__DIRECTIONS__.
Quote exactly, and only, the lines from the one containing "Type out the text in this image." through the end of the material below. Skip pictures.

__Extracted records__.
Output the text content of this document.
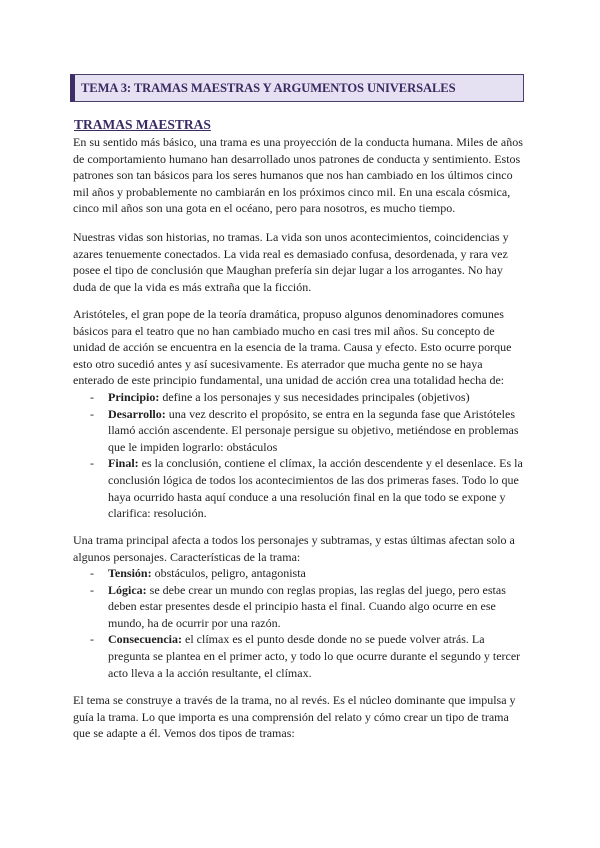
TEMA 3: TRAMAS MAESTRAS Y ARGUMENTOS UNIVERSALES
TRAMAS MAESTRAS
En su sentido más básico, una trama es una proyección de la conducta humana. Miles de años
de comportamiento humano han desarrollado unos patrones de conducta y sentimiento. Estos
patrones son tan básicos para los seres humanos que nos han cambiado en los últimos cinco
mil años y probablemente no cambiarán en los próximos cinco mil. En una escala cósmica,
cinco mil años son una gota en el océano, pero para nosotros, es mucho tiempo.
Nuestras vidas son historias, no tramas. La vida son unos acontecimientos, coincidencias y
azares tenuemente conectados. La vida real es demasiado confusa, desordenada, y rara vez
posee el tipo de conclusión que Maughan prefería sin dejar lugar a los arrogantes. No hay
duda de que la vida es más extraña que la ficción.
Aristóteles, el gran pope de la teoría dramática, propuso algunos denominadores comunes
básicos para el teatro que no han cambiado mucho en casi tres mil años. Su concepto de
unidad de acción se encuentra en la esencia de la trama. Causa y efecto. Esto ocurre porque
esto otro sucedió antes y así sucesivamente. Es aterrador que mucha gente no se haya
enterado de este principio fundamental, una unidad de acción crea una totalidad hecha de:
- Principio: define a los personajes y sus necesidades principales (objetivos)
- Desarrollo: una vez descrito el propósito, se entra en la segunda fase que Aristóteles
llamó acción ascendente. El personaje persigue su objetivo, metiéndose en problemas
que le impiden lograrlo: obstáculos
- Final: es la conclusión, contiene el clímax, la acción descendente y el desenlace. Es la
conclusión lógica de todos los acontecimientos de las dos primeras fases. Todo lo que
haya ocurrido hasta aquí conduce a una resolución final en la que todo se expone y
clarifica: resolución.
Una trama principal afecta a todos los personajes y subtramas, y estas últimas afectan solo a
algunos personajes. Características de la trama:
- Tensión: obstáculos, peligro, antagonista
- Lógica: se debe crear un mundo con reglas propias, las reglas del juego, pero estas
deben estar presentes desde el principio hasta el final. Cuando algo ocurre en ese
mundo, ha de ocurrir por una razón.
- Consecuencia: el clímax es el punto desde donde no se puede volver atrás. La
pregunta se plantea en el primer acto, y todo lo que ocurre durante el segundo y tercer
acto lleva a la acción resultante, el clímax.
El tema se construye a través de la trama, no al revés. Es el núcleo dominante que impulsa y
guía la trama. Lo que importa es una comprensión del relato y cómo crear un tipo de trama
que se adapte a él. Vemos dos tipos de tramas:
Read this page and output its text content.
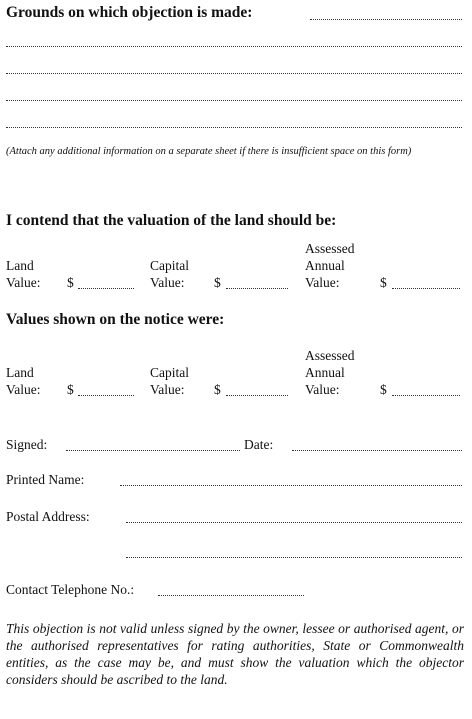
Grounds on which objection is made:
(Attach any additional information on a separate sheet if there is insufficient space on this form)
I contend that the valuation of the land should be:
Assessed
Land	Capital	Annual
Value: $	Value: $	Value:	$
Values shown on the notice were:
Assessed
Land	Capital	Annual
Value: $	Value: $	Value:	$
Signed:	Date:
Printed Name:
Postal Address:
Contact Telephone No.:
This objection is not valid unless signed by the owner, lessee or authorised agent, or the authorised representatives for rating authorities, State or Commonwealth entities, as the case may be, and must show the valuation which the objector considers should be ascribed to the land.
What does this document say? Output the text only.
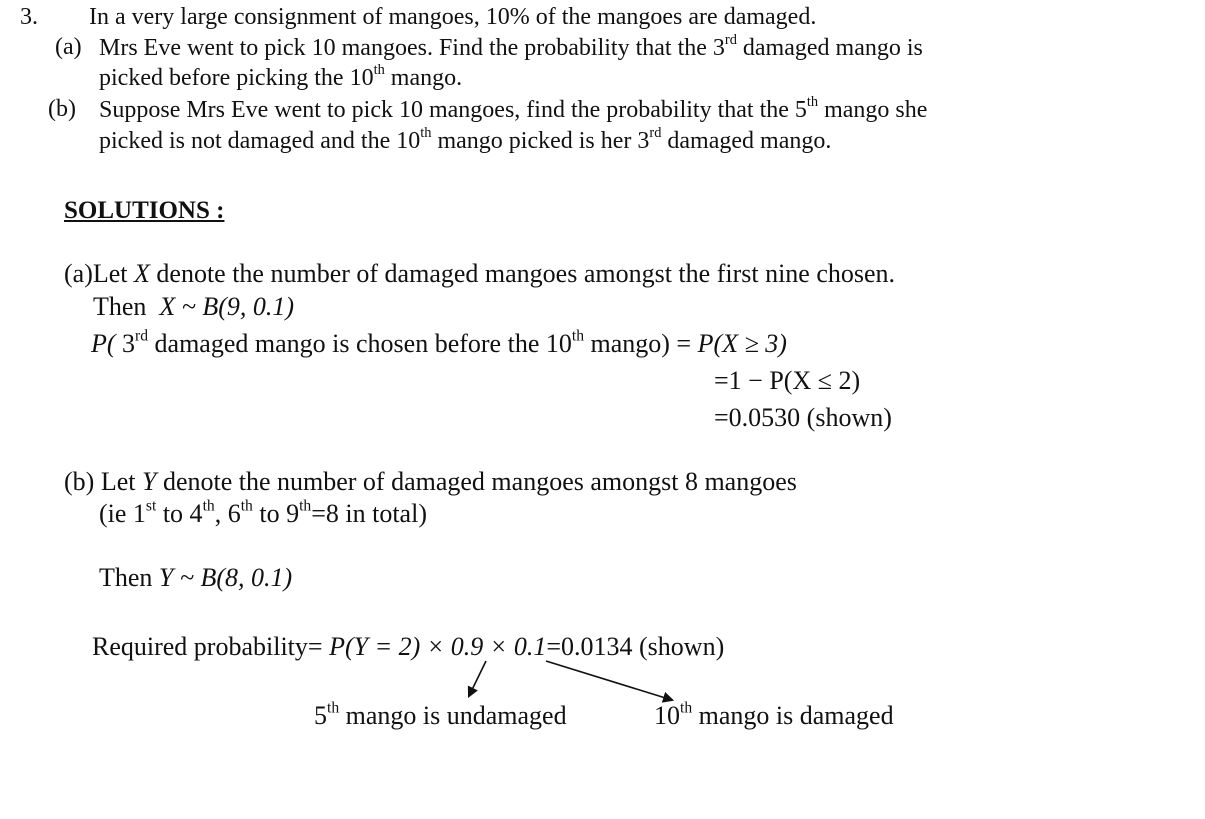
3. In a very large consignment of mangoes, 10% of the mangoes are damaged.
(a) Mrs Eve went to pick 10 mangoes. Find the probability that the 3rd damaged mango is
picked before picking the 10th mango.
(b) Suppose Mrs Eve went to pick 10 mangoes, find the probability that the 5th mango she
picked is not damaged and the 10th mango picked is her 3rd damaged mango.
SOLUTIONS :
(a)Let X denote the number of damaged mangoes amongst the first nine chosen.
Then  X ~ B(9, 0.1)
P( 3rd damaged mango is chosen before the 10th mango) = P(X ≥ 3)
=1 − P(X ≤ 2)
=0.0530 (shown)
(b) Let Y denote the number of damaged mangoes amongst 8 mangoes
(ie 1st to 4th, 6th to 9th=8 in total)
Then Y ~ B(8, 0.1)
Required probability= P(Y = 2) × 0.9 × 0.1=0.0134 (shown)
5th mango is undamaged	10th mango is damaged
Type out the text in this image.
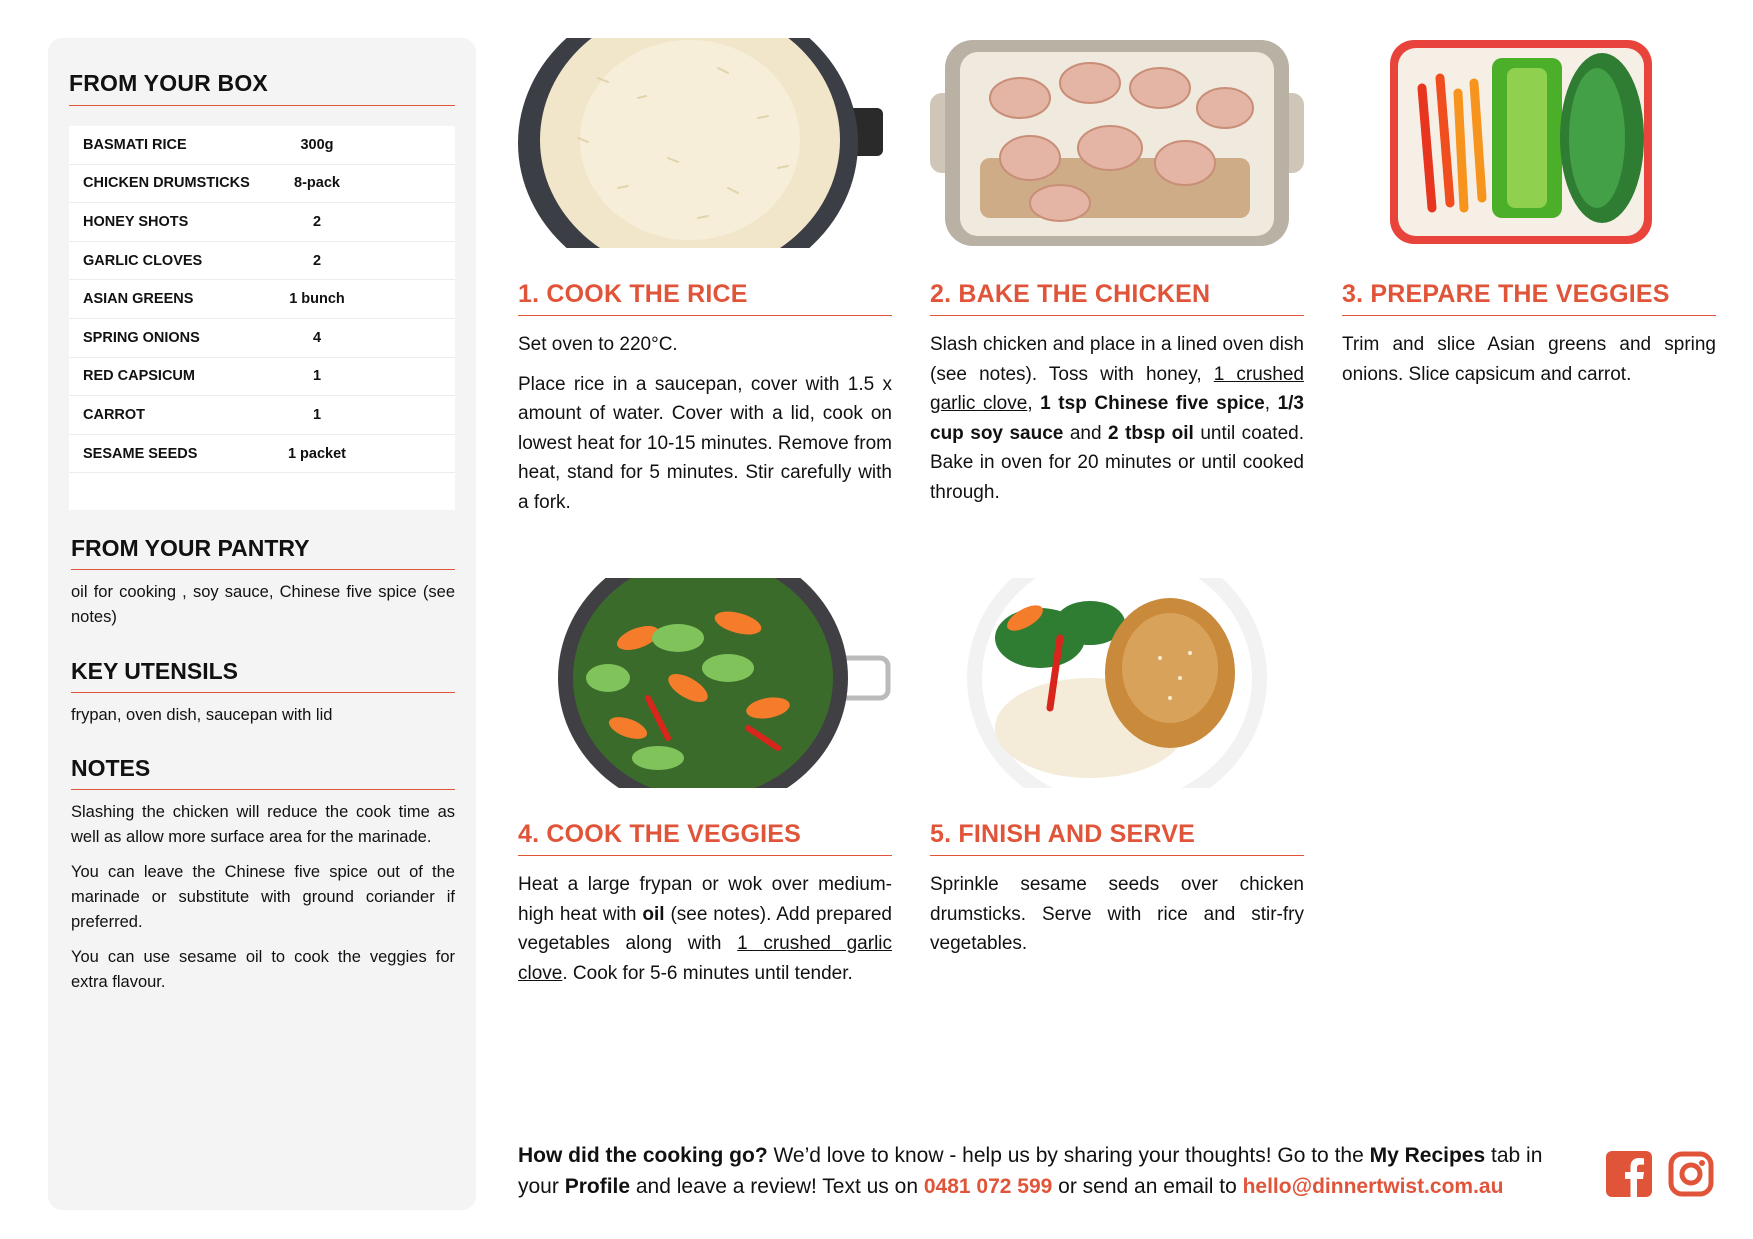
FROM YOUR BOX
BASMATI RICE	300g
CHICKEN DRUMSTICKS	8-pack
HONEY SHOTS	2
GARLIC CLOVES	2
ASIAN GREENS	1 bunch
SPRING ONIONS	4
RED CAPSICUM	1
CARROT	1
SESAME SEEDS	1 packet
FROM YOUR PANTRY

oil for cooking , soy sauce, Chinese five spice (see notes)

KEY UTENSILS

frypan, oven dish, saucepan with lid

NOTES

Slashing the chicken will reduce the cook time as well as allow more surface area for the marinade.

You can leave the Chinese five spice out of the marinade or substitute with ground coriander if preferred.

You can use sesame oil to cook the veggies for extra flavour.

1. COOK THE RICE

Set oven to 220°C.

Place rice in a saucepan, cover with 1.5 x amount of water. Cover with a lid, cook on lowest heat for 10-15 minutes. Remove from heat, stand for 5 minutes. Stir carefully with a fork.

2. BAKE THE CHICKEN

Slash chicken and place in a lined oven dish (see notes). Toss with honey, 1 crushed garlic clove, 1 tsp Chinese five spice, 1/3 cup soy sauce and 2 tbsp oil until coated. Bake in oven for 20 minutes or until cooked through.

3. PREPARE THE VEGGIES

Trim and slice Asian greens and spring onions. Slice capsicum and carrot.

4. COOK THE VEGGIES

Heat a large frypan or wok over medium-high heat with oil (see notes). Add prepared vegetables along with 1 crushed garlic clove. Cook for 5-6 minutes until tender.

5. FINISH AND SERVE

Sprinkle sesame seeds over chicken drumsticks. Serve with rice and stir-fry vegetables.

How did the cooking go? We’d love to know - help us by sharing your thoughts! Go to the My Recipes tab in your Profile and leave a review! Text us on 0481 072 599 or send an email to hello@dinnertwist.com.au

__ANSWER FOR THIS EXERCISE__.
Type out the text in this image.
FROM YOUR BOX
BASMATI RICE	300g
CHICKEN DRUMSTICKS	8-pack
HONEY SHOTS	2
GARLIC CLOVES	2
ASIAN GREENS	1 bunch
SPRING ONIONS	4
RED CAPSICUM	1
CARROT	1
SESAME SEEDS	1 packet
FROM YOUR PANTRY

oil for cooking , soy sauce, Chinese five spice (see notes)

KEY UTENSILS

frypan, oven dish, saucepan with lid

NOTES

Slashing the chicken will reduce the cook time as well as allow more surface area for the marinade.

You can leave the Chinese five spice out of the marinade or substitute with ground coriander if preferred.

You can use sesame oil to cook the veggies for extra flavour.

1. COOK THE RICE

Set oven to 220°C.

Place rice in a saucepan, cover with 1.5 x amount of water. Cover with a lid, cook on lowest heat for 10-15 minutes. Remove from heat, stand for 5 minutes. Stir carefully with a fork.

2. BAKE THE CHICKEN

Slash chicken and place in a lined oven dish (see notes). Toss with honey, 1 crushed garlic clove, 1 tsp Chinese five spice, 1/3 cup soy sauce and 2 tbsp oil until coated. Bake in oven for 20 minutes or until cooked through.

3. PREPARE THE VEGGIES

Trim and slice Asian greens and spring onions. Slice capsicum and carrot.

4. COOK THE VEGGIES

Heat a large frypan or wok over medium-high heat with oil (see notes). Add prepared vegetables along with 1 crushed garlic clove. Cook for 5-6 minutes until tender.

5. FINISH AND SERVE

Sprinkle sesame seeds over chicken drumsticks. Serve with rice and stir-fry vegetables.

How did the cooking go? We’d love to know - help us by sharing your thoughts! Go to the My Recipes tab in your Profile and leave a review! Text us on 0481 072 599 or send an email to hello@dinnertwist.com.au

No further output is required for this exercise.